*GIVEN PASSAGE*.
☆ ☆ ☆

China raises concern on intangible cultural heritage protection

( ) Updated: 2016-03-31 11:13:34

“This will avoid the long process, complicated steps and unreasonable deduction during the fund transfer. Meanwhile, we have adopted various measures to strengthen the supervision on the performance of those inheritors who have received the subsidies. For example, in some provinces, annual work reports, work plans and periodically evaluations on inheritors’ performance are required to encourage inheritors to fulfill their duty of promoting intangible cultural heritage,” noted Ma.

To ensure the most effective use of the subsidies, Ma added the Ministry will go on supervising the fund in light of requirements to the State Council and the central government.

Ma said, “We will try to increase the subsidies when the condition allows us to. We hope the local governments also provide more support and help the inheritors in their cultural heritage promotion activities.”

According to official figures, 295 out of 1,986 inheritors of national-level intangible cultural heritage have passed away and half of those living are above the age of 70. To prevent the practices from being forgotten, the Ministry of Culture in 2015 started to collect detailed records of the practices and their leading inheritors. In 2016, the skills of 300 inheritors will be recorded.

According to Ma, the ministry also launched a training plan in 2015. Some universities, colleges and institutions with research ability on intangible cultural heritage are entrusted to carry out the plan. In 2016, more than 10,000 inheritors, apprentices and common staff in the field will be covered in the plan.

☆ ☆ ☆

*DATA UNDER STUDY*.

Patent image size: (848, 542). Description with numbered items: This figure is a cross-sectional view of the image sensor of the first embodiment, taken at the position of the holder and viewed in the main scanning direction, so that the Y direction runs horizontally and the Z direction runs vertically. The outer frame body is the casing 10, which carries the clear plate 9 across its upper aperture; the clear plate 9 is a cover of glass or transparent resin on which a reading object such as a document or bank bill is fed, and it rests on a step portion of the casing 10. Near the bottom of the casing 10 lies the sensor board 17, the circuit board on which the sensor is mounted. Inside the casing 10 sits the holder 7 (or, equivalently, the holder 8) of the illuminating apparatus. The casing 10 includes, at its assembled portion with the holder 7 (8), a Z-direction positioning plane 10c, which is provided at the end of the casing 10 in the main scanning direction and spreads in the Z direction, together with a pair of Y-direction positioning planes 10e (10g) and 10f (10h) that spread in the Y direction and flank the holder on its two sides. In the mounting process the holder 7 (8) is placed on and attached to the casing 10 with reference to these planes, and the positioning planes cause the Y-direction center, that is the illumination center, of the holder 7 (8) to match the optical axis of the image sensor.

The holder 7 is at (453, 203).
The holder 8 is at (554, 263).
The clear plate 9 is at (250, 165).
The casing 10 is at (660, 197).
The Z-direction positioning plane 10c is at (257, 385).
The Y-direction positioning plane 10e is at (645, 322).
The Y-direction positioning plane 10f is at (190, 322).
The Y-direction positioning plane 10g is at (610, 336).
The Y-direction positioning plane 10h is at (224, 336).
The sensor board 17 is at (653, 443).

☆ ☆ ☆

Print the portion of the article on intangible cultural heritage protection between "According to official" and "in the plan.", inclusive. The data comes from a source separate from the article on intangible cultural heritage protection.

*EXERCISE SOLUTION*.
According to official figures, 295 out of 1,986 inheritors of national-level intangible cultural heritage have passed away and half of those living are above the age of 70. To prevent the practices from being forgotten, the Ministry of Culture in 2015 started to collect detailed records of the practices and their leading inheritors. In 2016, the skills of 300 inheritors will be recorded.

According to Ma, the ministry also launched a training plan in 2015. Some universities, colleges and institutions with research ability on intangible cultural heritage are entrusted to carry out the plan. In 2016, more than 10,000 inheritors, apprentices and common staff in the field will be covered in the plan.